Page
[start]

Thanks for the "smtp -v/relay -v" logging.  Your logging confirms
that there is a bogus error talking to your bounce daemon.

Although Postfix detects the bogus error, unfortunately it produces
no informative logging for this particular error.

Questions:

- What is the output from "uname -a"? Postfix has bug workarounds
for MacOSX and Solaris, but maybe they improved their software and
we need to add a new workaround. 

- What is the output from "postconf mail_version"? maybe you are
running a Postfix version that does not have all the known OS bug
workarounds.

- Did you build Postfix from source code, or is this a binary
distribution? If you built from source I will ask you to modify the
source for better logging. If you installed a binary distribution,
I can set up a VM with the same OS and Postfix distribution and do
the experiments myself.

The remainder of this email is annotated logging that shows problems
talking to the bounce daemon, in both the Postfix SMTP client and
in the queue manager. The logging also illustrates that is a bogus
error because the bounce service requests actually succeed.

First, the Postfix SMTP client receives a 550 reply to an RCPT TO command,
and attempts to report the delivery error to the bounce service (this
appends the error report to a file /var/spool/postfix/48E68BF5F).

2015-02-14T09:18:28+02:00 outgoingmail-2 postfix/smtp[12869]: < 
mail.telia.com[62.20.233.128]:25: 550 RCPT TO:<nonexistingm...@telia.com> User 
unknown
2015-02-14T09:18:28+02:00 outgoingmail-2 postfix/smtp[12869]: connect to 
subsystem private/bounce
2015-02-14T09:18:28+02:00 outgoingmail-2 postfix/smtp[12869]: send attr 
nrequest = 0
2015-02-14T09:18:28+02:00 outgoingmail-2 postfix/smtp[12869]: send attr flags = 0
2015-02-14T09:18:28+02:00 outgoingmail-2 postfix/smtp[12869]: send attr 
queue_id = 48E68BF5F
2015-02-14T09:18:28+02:00 outgoingmail-2 postfix/smtp[12869]: send attr 
original_recipient = nonexistingm...@telia.com
2015-02-14T09:18:28+02:00 outgoingmail-2 postfix/smtp[12869]: send attr 
recipient = nonexistingm...@telia.com
2015-02-14T09:18:28+02:00 outgoingmail-2 postfix/smtp[12869]: send attr offset 
= 751
2015-02-14T09:18:28+02:00 outgoingmail-2 postfix/smtp[12869]: send attr 
dsn_orig_rcpt = rfc822;nonexistingm...@telia.com
2015-02-14T09:18:28+02:00 outgoingmail-2 postfix/smtp[12869]: send attr 
notify_flags = 0
2015-02-14T09:18:28+02:00 outgoingmail-2 postfix/smtp[12869]: send attr status 
= 5.0.0
2015-02-14T09:18:28+02:00 outgoingmail-2 postfix/smtp[12869]: send attr 
diag_type = smtp
2015-02-14T09:18:28+02:00 outgoingmail-2 postfix/smtp[12869]: send attr 
diag_text = 550 RCPT TO:<nonexistingm...@telia.com> User unknown
2015-02-14T09:18:28+02:00 outgoingmail-2 postfix/smtp[12869]: send attr 
mta_type = dns
2015-02-14T09:18:28+02:00 outgoingmail-2 postfix/smtp[12869]: send attr 
mta_mname = mail.telia.com
2015-02-14T09:18:28+02:00 outgoingmail-2 postfix/smtp[12869]: send attr action 
= failed
2015-02-14T09:18:28+02:00 outgoingmail-2 postfix/smtp[12869]: send attr reason 
= host mail.telia.com[62.20.233.128] said: 550 RCPT 
TO:<nonexistingm...@telia.com> User unknown (in reply to RCPT TO command)

[end]

Rows
[start]

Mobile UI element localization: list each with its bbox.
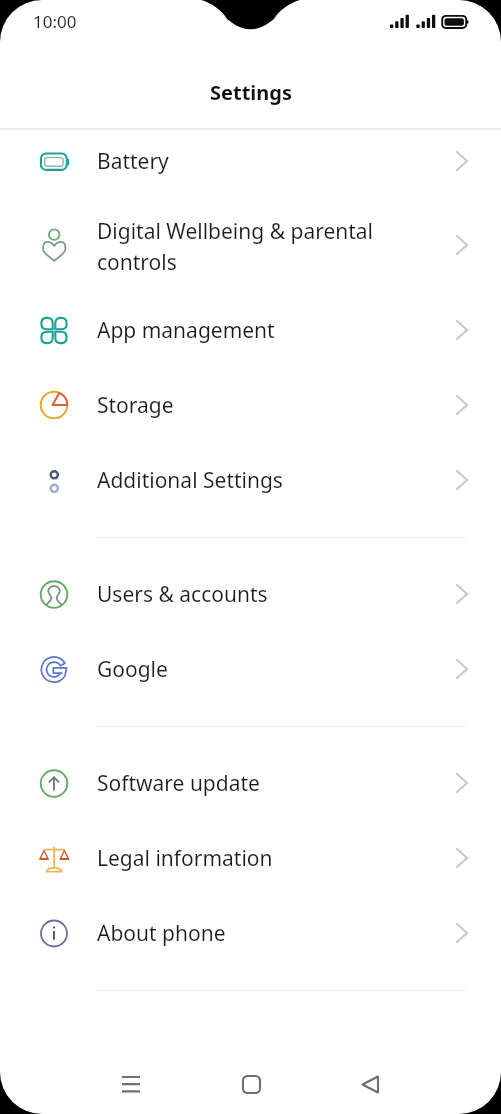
button[interactable]: Additional Settings [0, 443, 501, 518]
staticText: App management [97, 316, 387, 345]
button[interactable]: Software update [0, 746, 501, 821]
staticText: Storage [97, 391, 387, 420]
staticText: Battery [97, 147, 387, 176]
button[interactable]: Battery [0, 124, 501, 199]
button[interactable]: Recent apps [101, 1054, 161, 1114]
staticText: Software update [97, 769, 387, 798]
button[interactable]: Legal information [0, 821, 501, 896]
staticText: About phone [97, 919, 387, 948]
staticText: 10:00 [33, 10, 77, 33]
button[interactable]: Digital Wellbeing & parental controls [0, 199, 501, 293]
button[interactable]: About phone [0, 896, 501, 971]
button[interactable]: App management [0, 293, 501, 368]
staticText: Google [97, 655, 387, 684]
button[interactable]: Home [221, 1054, 281, 1114]
button[interactable]: Users & accounts [0, 557, 501, 632]
button[interactable]: Back [340, 1054, 400, 1114]
staticText: Digital Wellbeing & parental controls [97, 217, 387, 276]
staticText: Additional Settings [97, 466, 387, 495]
staticText: Settings [210, 79, 292, 106]
button[interactable]: Google [0, 632, 501, 707]
button[interactable]: Storage [0, 368, 501, 443]
staticText: Users & accounts [97, 580, 387, 609]
staticText: Legal information [97, 844, 387, 873]
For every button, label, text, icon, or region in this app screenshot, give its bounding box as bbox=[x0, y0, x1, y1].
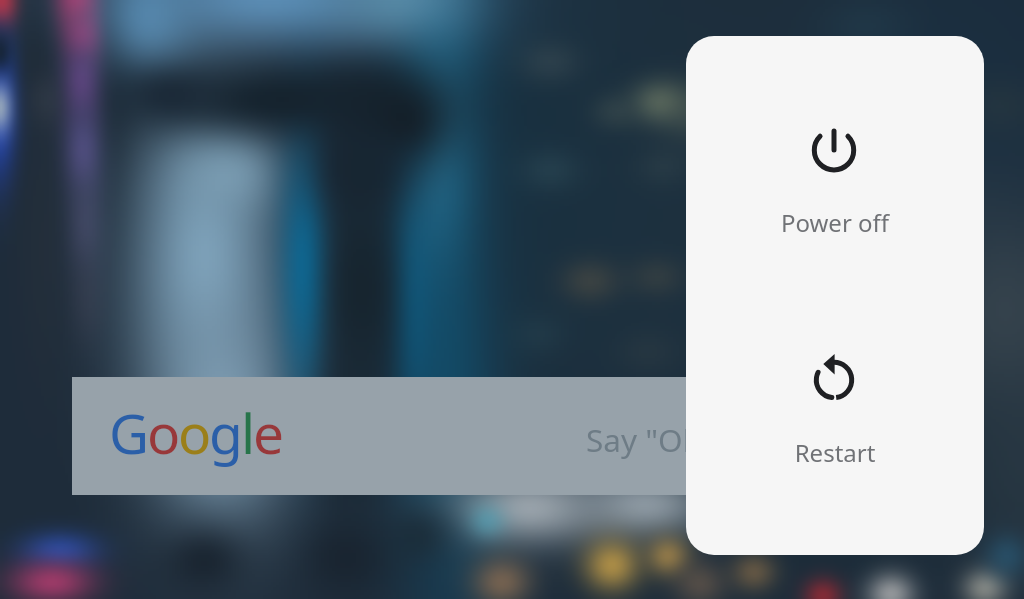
staticText: Power off bbox=[686, 206, 984, 239]
button[interactable]: Power off bbox=[686, 36, 984, 296]
button[interactable]: G bbox=[72, 377, 892, 495]
staticText: o bbox=[178, 395, 209, 470]
staticText: G bbox=[109, 395, 147, 470]
staticText: g bbox=[209, 395, 241, 470]
staticText: l bbox=[241, 395, 253, 470]
staticText: Restart bbox=[686, 436, 984, 469]
staticText: Say "Ok Google" bbox=[586, 418, 827, 461]
button[interactable]: Restart bbox=[686, 296, 984, 555]
staticText: e bbox=[253, 395, 282, 470]
staticText: o bbox=[147, 395, 178, 470]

[end]

Task A
In the Postfix email, give again the passage from "- Did you build" to "the experiments myself.".
Task B
Decide whether each statement agrees with the Postfix email, answering yes or no and quoting the deciding words: (i) Postfix gives informative logging for this particular error. (ii) Postfix already has bug workarounds for MacOSX and Solaris. (iii) The bounce service requests in the logging actually fail.
Task C
Go on with the Postfix email from the point where it stops.

Written reply A
- Did you build Postfix from source code, or is this a binary
distribution? If you built from source I will ask you to modify the
source for better logging. If you installed a binary distribution,
I can set up a VM with the same OS and Postfix distribution and do
the experiments myself.

Written reply B
(i) No: "unfortunately it produces no informative logging for this particular error."
(ii) Yes: "Postfix has bug workarounds for MacOSX and Solaris"
(iii) No: "the bounce service requests actually succeed."

Written reply C
2015-02-14T09:18:28+02:00 outgoingmail-2 postfix/smtp[12869]: connect to 
subsystem private/defer

After "send attr reason" the bounce daemon is supposed to reply
with a status (success or failure). But the logging shows that the
Postfix SMTP client does not attempt to receive that response.
Instead it has decided that the bounce request could not be sent,
and makes a connection to the defer service to report that error.

As we will see later the bounce request did actually succeed.

Here is the function that sends the bounce request and receives the
status reply.

int     mail_command_client(const char *class, const char *name,...)
{
    va_list ap;
    VSTREAM *stream;
    int     status;

    /*
     * Talk a little protocol with the specified service.
     */
    if ((stream = mail_connect(class, name, BLOCKING)) == 0)
        return (-1);
    va_start(ap, name);
    status = attr_vprint(stream, ATTR_FLAG_NONE, ap);
    va_end(ap);
    if (status != 0
        || attr_scan(stream, ATTR_FLAG_STRICT,
                     RECV_ATTR_INT(MAIL_ATTR_STATUS, &status), 0) != 1)
        status = -1;
    (void) vstream_fclose(stream);
    return (status);
}

Apparently, attr_vprint (an alias for attr_vprint0) returns that
the request could not be sent, OR attr_scan (an alias for attr_scan0)
fails to receive the reply.

Here is the attr_vprint0 code fragment:

int     attr_vprint0(VSTREAM *fp, int flags, va_list ap)
{
        ...
    /*
     * Iterate over all (type, name, value) triples, and produce output on
     * the fly.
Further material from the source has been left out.